Task statement >>
Could you output each line of the data that follows exactly?

Saved entries

** Start **

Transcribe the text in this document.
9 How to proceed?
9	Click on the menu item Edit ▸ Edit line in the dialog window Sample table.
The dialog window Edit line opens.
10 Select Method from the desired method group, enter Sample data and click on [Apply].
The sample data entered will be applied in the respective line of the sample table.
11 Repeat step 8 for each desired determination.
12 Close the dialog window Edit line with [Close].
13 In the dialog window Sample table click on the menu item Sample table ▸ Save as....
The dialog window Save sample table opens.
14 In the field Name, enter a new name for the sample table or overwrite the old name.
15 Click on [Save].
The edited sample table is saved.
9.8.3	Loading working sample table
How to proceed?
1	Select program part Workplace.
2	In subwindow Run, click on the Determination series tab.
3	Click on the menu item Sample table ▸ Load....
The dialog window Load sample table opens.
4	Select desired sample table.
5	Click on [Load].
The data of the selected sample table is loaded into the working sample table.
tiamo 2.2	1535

** End **

Result of this exercise >>
Transcribe the text in this document.
9 How to proceed?
9	Click on the menu item Edit ▸ Edit line in the dialog window Sample table.
The dialog window Edit line opens.
10 Select Method from the desired method group, enter Sample data and click on [Apply].
The sample data entered will be applied in the respective line of the sample table.
11 Repeat step 8 for each desired determination.
12 Close the dialog window Edit line with [Close].
13 In the dialog window Sample table click on the menu item Sample table ▸ Save as....
The dialog window Save sample table opens.
14 In the field Name, enter a new name for the sample table or overwrite the old name.
15 Click on [Save].
The edited sample table is saved.
9.8.3	Loading working sample table
How to proceed?
1	Select program part Workplace.
2	In subwindow Run, click on the Determination series tab.
3	Click on the menu item Sample table ▸ Load....
The dialog window Load sample table opens.
4	Select desired sample table.
5	Click on [Load].
The data of the selected sample table is loaded into the working sample table.
tiamo 2.2	1535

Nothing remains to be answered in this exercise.